Transcribe every entry word for word. Skip the pictures.

--- start ---

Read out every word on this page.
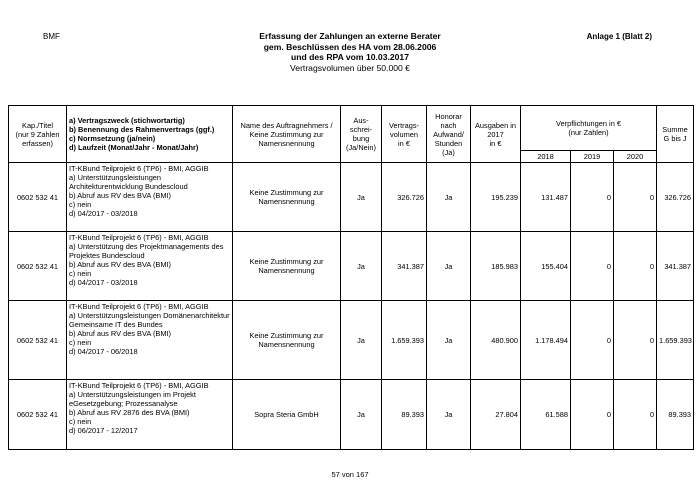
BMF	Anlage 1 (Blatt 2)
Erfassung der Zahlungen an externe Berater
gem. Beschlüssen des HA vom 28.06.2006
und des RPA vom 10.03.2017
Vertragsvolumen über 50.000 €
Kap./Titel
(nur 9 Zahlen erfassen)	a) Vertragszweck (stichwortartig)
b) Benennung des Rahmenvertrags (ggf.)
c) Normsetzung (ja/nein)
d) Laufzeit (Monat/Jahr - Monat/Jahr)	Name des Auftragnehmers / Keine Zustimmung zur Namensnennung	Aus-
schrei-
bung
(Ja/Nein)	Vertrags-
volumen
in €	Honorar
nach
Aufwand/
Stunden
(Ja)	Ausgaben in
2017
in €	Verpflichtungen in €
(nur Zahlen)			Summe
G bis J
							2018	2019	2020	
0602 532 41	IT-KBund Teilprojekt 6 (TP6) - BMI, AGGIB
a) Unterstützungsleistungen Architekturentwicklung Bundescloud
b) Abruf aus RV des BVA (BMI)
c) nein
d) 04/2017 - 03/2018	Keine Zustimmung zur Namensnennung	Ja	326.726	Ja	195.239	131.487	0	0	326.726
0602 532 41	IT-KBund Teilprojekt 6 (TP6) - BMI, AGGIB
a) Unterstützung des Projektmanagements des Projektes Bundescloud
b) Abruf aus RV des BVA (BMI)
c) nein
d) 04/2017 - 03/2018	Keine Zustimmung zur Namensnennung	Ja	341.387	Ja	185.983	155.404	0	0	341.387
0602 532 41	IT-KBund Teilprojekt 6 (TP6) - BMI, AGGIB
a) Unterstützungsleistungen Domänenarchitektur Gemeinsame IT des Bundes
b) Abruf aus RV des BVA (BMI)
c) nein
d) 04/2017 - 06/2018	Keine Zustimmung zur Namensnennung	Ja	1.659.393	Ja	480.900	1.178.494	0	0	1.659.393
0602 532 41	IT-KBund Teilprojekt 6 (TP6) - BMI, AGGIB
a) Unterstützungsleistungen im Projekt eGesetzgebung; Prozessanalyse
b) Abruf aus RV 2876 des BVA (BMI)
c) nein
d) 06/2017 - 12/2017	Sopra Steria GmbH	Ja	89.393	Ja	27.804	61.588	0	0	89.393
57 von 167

--- end ---

• [Correct response]
Read out every word on this page.
BMF	Anlage 1 (Blatt 2)
Erfassung der Zahlungen an externe Berater
gem. Beschlüssen des HA vom 28.06.2006
und des RPA vom 10.03.2017
Vertragsvolumen über 50.000 €
Kap./Titel
(nur 9 Zahlen erfassen)	a) Vertragszweck (stichwortartig)
b) Benennung des Rahmenvertrags (ggf.)
c) Normsetzung (ja/nein)
d) Laufzeit (Monat/Jahr - Monat/Jahr)	Name des Auftragnehmers / Keine Zustimmung zur Namensnennung	Aus-
schrei-
bung
(Ja/Nein)	Vertrags-
volumen
in €	Honorar
nach
Aufwand/
Stunden
(Ja)	Ausgaben in
2017
in €	Verpflichtungen in €
(nur Zahlen)			Summe
G bis J
							2018	2019	2020	
0602 532 41	IT-KBund Teilprojekt 6 (TP6) - BMI, AGGIB
a) Unterstützungsleistungen Architekturentwicklung Bundescloud
b) Abruf aus RV des BVA (BMI)
c) nein
d) 04/2017 - 03/2018	Keine Zustimmung zur Namensnennung	Ja	326.726	Ja	195.239	131.487	0	0	326.726
0602 532 41	IT-KBund Teilprojekt 6 (TP6) - BMI, AGGIB
a) Unterstützung des Projektmanagements des Projektes Bundescloud
b) Abruf aus RV des BVA (BMI)
c) nein
d) 04/2017 - 03/2018	Keine Zustimmung zur Namensnennung	Ja	341.387	Ja	185.983	155.404	0	0	341.387
0602 532 41	IT-KBund Teilprojekt 6 (TP6) - BMI, AGGIB
a) Unterstützungsleistungen Domänenarchitektur Gemeinsame IT des Bundes
b) Abruf aus RV des BVA (BMI)
c) nein
d) 04/2017 - 06/2018	Keine Zustimmung zur Namensnennung	Ja	1.659.393	Ja	480.900	1.178.494	0	0	1.659.393
0602 532 41	IT-KBund Teilprojekt 6 (TP6) - BMI, AGGIB
a) Unterstützungsleistungen im Projekt eGesetzgebung; Prozessanalyse
b) Abruf aus RV 2876 des BVA (BMI)
c) nein
d) 06/2017 - 12/2017	Sopra Steria GmbH	Ja	89.393	Ja	27.804	61.588	0	0	89.393
57 von 167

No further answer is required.